[Supplied records]
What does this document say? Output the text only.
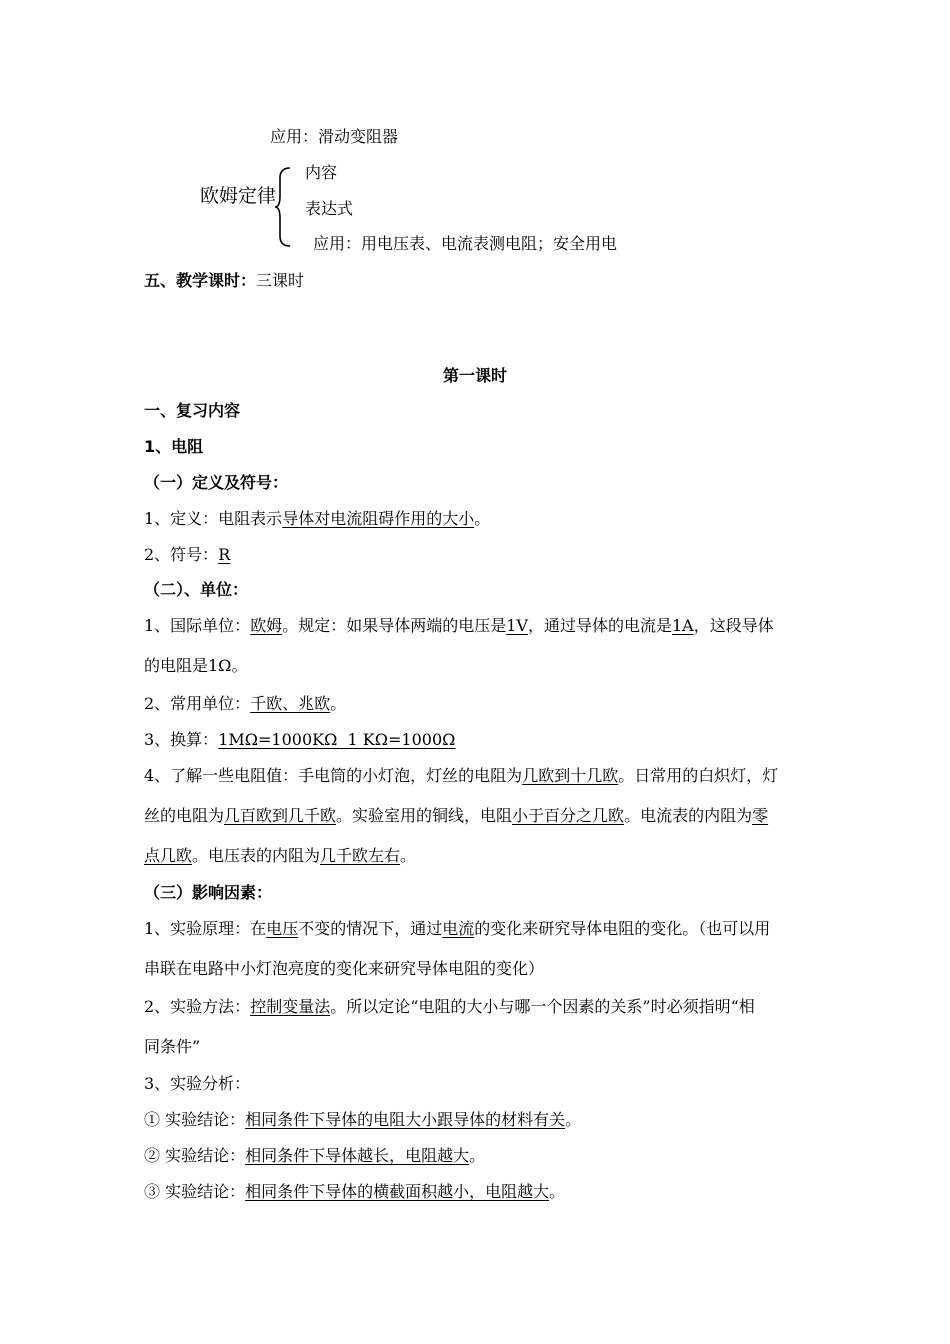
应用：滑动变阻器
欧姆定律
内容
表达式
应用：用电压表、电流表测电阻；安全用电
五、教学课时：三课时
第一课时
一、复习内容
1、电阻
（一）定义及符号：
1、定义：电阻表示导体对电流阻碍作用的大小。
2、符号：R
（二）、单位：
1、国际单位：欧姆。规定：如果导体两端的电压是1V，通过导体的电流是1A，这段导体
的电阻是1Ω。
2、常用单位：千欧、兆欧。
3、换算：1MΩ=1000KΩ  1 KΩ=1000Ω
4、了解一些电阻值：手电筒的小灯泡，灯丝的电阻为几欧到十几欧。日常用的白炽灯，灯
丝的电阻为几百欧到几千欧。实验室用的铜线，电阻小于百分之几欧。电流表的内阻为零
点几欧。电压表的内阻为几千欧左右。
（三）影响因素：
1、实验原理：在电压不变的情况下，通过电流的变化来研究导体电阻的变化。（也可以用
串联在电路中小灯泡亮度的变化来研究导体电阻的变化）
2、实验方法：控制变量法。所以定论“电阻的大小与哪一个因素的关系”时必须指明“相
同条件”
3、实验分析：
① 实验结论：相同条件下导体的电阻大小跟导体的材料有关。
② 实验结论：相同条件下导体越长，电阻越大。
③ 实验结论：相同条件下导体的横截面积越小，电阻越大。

[To be done] Show each line in the entries that holds the string "电阻越大".

[Reply]
② 实验结论：相同条件下导体越长，电阻越大。
③ 实验结论：相同条件下导体的横截面积越小，电阻越大。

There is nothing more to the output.